- Directive -
Reproduce the records below exactly as given.

- Stored dataset items -
- - - - -
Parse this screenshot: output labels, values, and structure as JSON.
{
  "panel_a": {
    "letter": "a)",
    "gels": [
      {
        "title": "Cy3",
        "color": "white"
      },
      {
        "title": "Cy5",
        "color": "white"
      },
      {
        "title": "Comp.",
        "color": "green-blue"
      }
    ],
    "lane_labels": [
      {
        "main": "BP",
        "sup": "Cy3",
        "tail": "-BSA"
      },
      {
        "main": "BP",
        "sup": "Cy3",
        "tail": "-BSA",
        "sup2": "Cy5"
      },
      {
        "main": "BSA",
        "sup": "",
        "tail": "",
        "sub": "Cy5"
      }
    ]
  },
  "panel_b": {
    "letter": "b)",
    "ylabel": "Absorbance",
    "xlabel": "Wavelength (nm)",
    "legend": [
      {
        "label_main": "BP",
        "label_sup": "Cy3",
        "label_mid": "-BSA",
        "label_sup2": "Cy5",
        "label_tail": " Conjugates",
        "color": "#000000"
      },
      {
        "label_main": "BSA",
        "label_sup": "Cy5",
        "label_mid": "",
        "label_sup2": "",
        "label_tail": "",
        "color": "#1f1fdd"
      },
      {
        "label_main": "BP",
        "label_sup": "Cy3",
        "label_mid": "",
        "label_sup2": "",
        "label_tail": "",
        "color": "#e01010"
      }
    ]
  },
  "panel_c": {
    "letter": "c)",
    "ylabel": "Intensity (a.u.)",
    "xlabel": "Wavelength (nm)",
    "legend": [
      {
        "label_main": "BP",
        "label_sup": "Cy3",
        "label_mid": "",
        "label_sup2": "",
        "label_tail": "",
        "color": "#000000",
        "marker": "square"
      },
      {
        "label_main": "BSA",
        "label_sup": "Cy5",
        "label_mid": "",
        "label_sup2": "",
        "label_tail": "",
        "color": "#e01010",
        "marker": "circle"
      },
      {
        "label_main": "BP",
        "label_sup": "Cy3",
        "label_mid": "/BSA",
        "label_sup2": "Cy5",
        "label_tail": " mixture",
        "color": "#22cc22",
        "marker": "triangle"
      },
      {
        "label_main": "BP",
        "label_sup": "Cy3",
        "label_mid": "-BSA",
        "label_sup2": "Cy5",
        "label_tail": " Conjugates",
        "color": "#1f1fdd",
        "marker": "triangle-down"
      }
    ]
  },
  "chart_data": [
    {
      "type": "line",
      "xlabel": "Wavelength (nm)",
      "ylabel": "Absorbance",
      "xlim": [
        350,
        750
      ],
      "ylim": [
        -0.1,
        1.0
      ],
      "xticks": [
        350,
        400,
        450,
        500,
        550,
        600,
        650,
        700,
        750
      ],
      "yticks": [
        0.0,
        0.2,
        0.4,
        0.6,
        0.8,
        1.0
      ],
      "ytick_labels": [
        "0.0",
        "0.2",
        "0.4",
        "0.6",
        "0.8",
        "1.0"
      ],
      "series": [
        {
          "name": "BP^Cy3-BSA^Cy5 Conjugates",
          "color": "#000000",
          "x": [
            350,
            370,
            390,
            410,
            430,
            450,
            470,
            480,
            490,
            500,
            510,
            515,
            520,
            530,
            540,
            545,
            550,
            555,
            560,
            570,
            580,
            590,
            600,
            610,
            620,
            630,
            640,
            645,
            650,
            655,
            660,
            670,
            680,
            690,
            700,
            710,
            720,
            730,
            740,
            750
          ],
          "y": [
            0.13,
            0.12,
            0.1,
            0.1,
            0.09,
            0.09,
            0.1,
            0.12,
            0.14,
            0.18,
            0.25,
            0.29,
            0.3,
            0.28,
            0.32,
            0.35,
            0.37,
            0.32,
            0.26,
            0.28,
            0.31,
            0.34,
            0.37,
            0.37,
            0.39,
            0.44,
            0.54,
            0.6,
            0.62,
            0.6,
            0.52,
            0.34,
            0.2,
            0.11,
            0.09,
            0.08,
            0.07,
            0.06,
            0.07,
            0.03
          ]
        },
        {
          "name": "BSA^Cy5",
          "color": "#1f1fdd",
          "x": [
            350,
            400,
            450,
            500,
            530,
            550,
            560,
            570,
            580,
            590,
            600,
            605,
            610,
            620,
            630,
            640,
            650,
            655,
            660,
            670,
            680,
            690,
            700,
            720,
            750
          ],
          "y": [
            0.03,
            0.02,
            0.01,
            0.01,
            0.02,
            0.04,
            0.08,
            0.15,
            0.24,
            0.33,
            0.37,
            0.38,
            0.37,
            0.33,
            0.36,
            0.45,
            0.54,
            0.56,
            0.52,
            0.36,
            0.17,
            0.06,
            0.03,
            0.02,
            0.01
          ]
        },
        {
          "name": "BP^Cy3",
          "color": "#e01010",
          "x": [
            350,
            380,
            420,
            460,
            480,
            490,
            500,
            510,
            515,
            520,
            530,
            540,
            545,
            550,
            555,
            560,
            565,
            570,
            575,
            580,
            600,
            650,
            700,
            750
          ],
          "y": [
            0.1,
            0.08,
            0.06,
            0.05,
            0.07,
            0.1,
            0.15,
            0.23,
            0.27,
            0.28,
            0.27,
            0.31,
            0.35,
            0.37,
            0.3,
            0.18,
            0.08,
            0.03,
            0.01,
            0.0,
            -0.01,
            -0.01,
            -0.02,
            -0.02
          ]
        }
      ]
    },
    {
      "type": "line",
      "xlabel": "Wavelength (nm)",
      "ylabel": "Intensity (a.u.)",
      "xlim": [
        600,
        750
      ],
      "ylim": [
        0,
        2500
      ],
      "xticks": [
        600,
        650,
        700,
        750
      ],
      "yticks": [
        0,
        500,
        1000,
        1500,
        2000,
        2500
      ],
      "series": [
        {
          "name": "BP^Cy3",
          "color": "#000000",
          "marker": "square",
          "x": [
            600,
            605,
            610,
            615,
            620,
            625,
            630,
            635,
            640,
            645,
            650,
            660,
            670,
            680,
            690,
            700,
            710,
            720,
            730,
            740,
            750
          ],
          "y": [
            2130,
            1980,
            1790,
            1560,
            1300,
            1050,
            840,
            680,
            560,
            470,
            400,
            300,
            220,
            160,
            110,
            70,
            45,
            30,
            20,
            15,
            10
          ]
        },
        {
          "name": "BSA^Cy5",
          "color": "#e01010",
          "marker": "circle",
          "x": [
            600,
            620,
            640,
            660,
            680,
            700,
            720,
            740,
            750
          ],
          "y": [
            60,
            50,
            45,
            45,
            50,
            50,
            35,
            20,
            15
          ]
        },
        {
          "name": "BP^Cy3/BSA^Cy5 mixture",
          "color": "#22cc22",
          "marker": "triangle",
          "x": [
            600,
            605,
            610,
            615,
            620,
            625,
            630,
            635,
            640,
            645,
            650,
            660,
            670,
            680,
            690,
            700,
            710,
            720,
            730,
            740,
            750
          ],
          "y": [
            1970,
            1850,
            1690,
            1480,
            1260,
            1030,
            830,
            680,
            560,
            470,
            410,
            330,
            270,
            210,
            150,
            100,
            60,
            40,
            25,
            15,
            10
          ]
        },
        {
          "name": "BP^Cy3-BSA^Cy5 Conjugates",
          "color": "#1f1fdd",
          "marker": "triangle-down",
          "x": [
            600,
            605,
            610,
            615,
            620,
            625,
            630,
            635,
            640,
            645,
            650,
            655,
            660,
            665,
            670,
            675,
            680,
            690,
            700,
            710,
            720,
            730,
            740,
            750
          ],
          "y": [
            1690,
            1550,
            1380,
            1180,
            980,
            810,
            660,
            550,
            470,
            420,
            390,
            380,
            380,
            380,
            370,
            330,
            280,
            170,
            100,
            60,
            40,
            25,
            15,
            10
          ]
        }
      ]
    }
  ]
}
- - - - -
- Solution -
Parse this screenshot: output labels, values, and structure as JSON.
{
  "panel_a": {
    "letter": "a)",
    "gels": [
      {
        "title": "Cy3",
        "color": "white"
      },
      {
        "title": "Cy5",
        "color": "white"
      },
      {
        "title": "Comp.",
        "color": "green-blue"
      }
    ],
    "lane_labels": [
      {
        "main": "BP",
        "sup": "Cy3",
        "tail": "-BSA"
      },
      {
        "main": "BP",
        "sup": "Cy3",
        "tail": "-BSA",
        "sup2": "Cy5"
      },
      {
        "main": "BSA",
        "sup": "",
        "tail": "",
        "sub": "Cy5"
      }
    ]
  },
  "panel_b": {
    "letter": "b)",
    "ylabel": "Absorbance",
    "xlabel": "Wavelength (nm)",
    "legend": [
      {
        "label_main": "BP",
        "label_sup": "Cy3",
        "label_mid": "-BSA",
        "label_sup2": "Cy5",
        "label_tail": " Conjugates",
        "color": "#000000"
      },
      {
        "label_main": "BSA",
        "label_sup": "Cy5",
        "label_mid": "",
        "label_sup2": "",
        "label_tail": "",
        "color": "#1f1fdd"
      },
      {
        "label_main": "BP",
        "label_sup": "Cy3",
        "label_mid": "",
        "label_sup2": "",
        "label_tail": "",
        "color": "#e01010"
      }
    ]
  },
  "panel_c": {
    "letter": "c)",
    "ylabel": "Intensity (a.u.)",
    "xlabel": "Wavelength (nm)",
    "legend": [
      {
        "label_main": "BP",
        "label_sup": "Cy3",
        "label_mid": "",
        "label_sup2": "",
        "label_tail": "",
        "color": "#000000",
        "marker": "square"
      },
      {
        "label_main": "BSA",
        "label_sup": "Cy5",
        "label_mid": "",
        "label_sup2": "",
        "label_tail": "",
        "color": "#e01010",
        "marker": "circle"
      },
      {
        "label_main": "BP",
        "label_sup": "Cy3",
        "label_mid": "/BSA",
        "label_sup2": "Cy5",
        "label_tail": " mixture",
        "color": "#22cc22",
        "marker": "triangle"
      },
      {
        "label_main": "BP",
        "label_sup": "Cy3",
        "label_mid": "-BSA",
        "label_sup2": "Cy5",
        "label_tail": " Conjugates",
        "color": "#1f1fdd",
        "marker": "triangle-down"
      }
    ]
  },
  "chart_data": [
    {
      "type": "line",
      "xlabel": "Wavelength (nm)",
      "ylabel": "Absorbance",
      "xlim": [
        350,
        750
      ],
      "ylim": [
        -0.1,
        1.0
      ],
      "xticks": [
        350,
        400,
        450,
        500,
        550,
        600,
        650,
        700,
        750
      ],
      "yticks": [
        0.0,
        0.2,
        0.4,
        0.6,
        0.8,
        1.0
      ],
      "ytick_labels": [
        "0.0",
        "0.2",
        "0.4",
        "0.6",
        "0.8",
        "1.0"
      ],
      "series": [
        {
          "name": "BP^Cy3-BSA^Cy5 Conjugates",
          "color": "#000000",
          "x": [
            350,
            370,
            390,
            410,
            430,
            450,
            470,
            480,
            490,
            500,
            510,
            515,
            520,
            530,
            540,
            545,
            550,
            555,
            560,
            570,
            580,
            590,
            600,
            610,
            620,
            630,
            640,
            645,
            650,
            655,
            660,
            670,
            680,
            690,
            700,
            710,
            720,
            730,
            740,
            750
          ],
          "y": [
            0.13,
            0.12,
            0.1,
            0.1,
            0.09,
            0.09,
            0.1,
            0.12,
            0.14,
            0.18,
            0.25,
            0.29,
            0.3,
            0.28,
            0.32,
            0.35,
            0.37,
            0.32,
            0.26,
            0.28,
            0.31,
            0.34,
            0.37,
            0.37,
            0.39,
            0.44,
            0.54,
            0.6,
            0.62,
            0.6,
            0.52,
            0.34,
            0.2,
            0.11,
            0.09,
            0.08,
            0.07,
            0.06,
            0.07,
            0.03
          ]
        },
        {
          "name": "BSA^Cy5",
          "color": "#1f1fdd",
          "x": [
            350,
            400,
            450,
            500,
            530,
            550,
            560,
            570,
            580,
            590,
            600,
            605,
            610,
            620,
            630,
            640,
            650,
            655,
            660,
            670,
            680,
            690,
            700,
            720,
            750
          ],
          "y": [
            0.03,
            0.02,
            0.01,
            0.01,
            0.02,
            0.04,
            0.08,
            0.15,
            0.24,
            0.33,
            0.37,
            0.38,
            0.37,
            0.33,
            0.36,
            0.45,
            0.54,
            0.56,
            0.52,
            0.36,
            0.17,
            0.06,
            0.03,
            0.02,
            0.01
          ]
        },
        {
          "name": "BP^Cy3",
          "color": "#e01010",
          "x": [
            350,
            380,
            420,
            460,
            480,
            490,
            500,
            510,
            515,
            520,
            530,
            540,
            545,
            550,
            555,
            560,
            565,
            570,
            575,
            580,
            600,
            650,
            700,
            750
          ],
          "y": [
            0.1,
            0.08,
            0.06,
            0.05,
            0.07,
            0.1,
            0.15,
            0.23,
            0.27,
            0.28,
            0.27,
            0.31,
            0.35,
            0.37,
            0.3,
            0.18,
            0.08,
            0.03,
            0.01,
            0.0,
            -0.01,
            -0.01,
            -0.02,
            -0.02
          ]
        }
      ]
    },
    {
      "type": "line",
      "xlabel": "Wavelength (nm)",
      "ylabel": "Intensity (a.u.)",
      "xlim": [
        600,
        750
      ],
      "ylim": [
        0,
        2500
      ],
      "xticks": [
        600,
        650,
        700,
        750
      ],
      "yticks": [
        0,
        500,
        1000,
        1500,
        2000,
        2500
      ],
      "series": [
        {
          "name": "BP^Cy3",
          "color": "#000000",
          "marker": "square",
          "x": [
            600,
            605,
            610,
            615,
            620,
            625,
            630,
            635,
            640,
            645,
            650,
            660,
            670,
            680,
            690,
            700,
            710,
            720,
            730,
            740,
            750
          ],
          "y": [
            2130,
            1980,
            1790,
            1560,
            1300,
            1050,
            840,
            680,
            560,
            470,
            400,
            300,
            220,
            160,
            110,
            70,
            45,
            30,
            20,
            15,
            10
          ]
        },
        {
          "name": "BSA^Cy5",
          "color": "#e01010",
          "marker": "circle",
          "x": [
            600,
            620,
            640,
            660,
            680,
            700,
            720,
            740,
            750
          ],
          "y": [
            60,
            50,
            45,
            45,
            50,
            50,
            35,
            20,
            15
          ]
        },
        {
          "name": "BP^Cy3/BSA^Cy5 mixture",
          "color": "#22cc22",
          "marker": "triangle",
          "x": [
            600,
            605,
            610,
            615,
            620,
            625,
            630,
            635,
            640,
            645,
            650,
            660,
            670,
            680,
            690,
            700,
            710,
            720,
            730,
            740,
            750
          ],
          "y": [
            1970,
            1850,
            1690,
            1480,
            1260,
            1030,
            830,
            680,
            560,
            470,
            410,
            330,
            270,
            210,
            150,
            100,
            60,
            40,
            25,
            15,
            10
          ]
        },
        {
          "name": "BP^Cy3-BSA^Cy5 Conjugates",
          "color": "#1f1fdd",
          "marker": "triangle-down",
          "x": [
            600,
            605,
            610,
            615,
            620,
            625,
            630,
            635,
            640,
            645,
            650,
            655,
            660,
            665,
            670,
            675,
            680,
            690,
            700,
            710,
            720,
            730,
            740,
            750
          ],
          "y": [
            1690,
            1550,
            1380,
            1180,
            980,
            810,
            660,
            550,
            470,
            420,
            390,
            380,
            380,
            380,
            370,
            330,
            280,
            170,
            100,
            60,
            40,
            25,
            15,
            10
          ]
        }
      ]
    }
  ]
}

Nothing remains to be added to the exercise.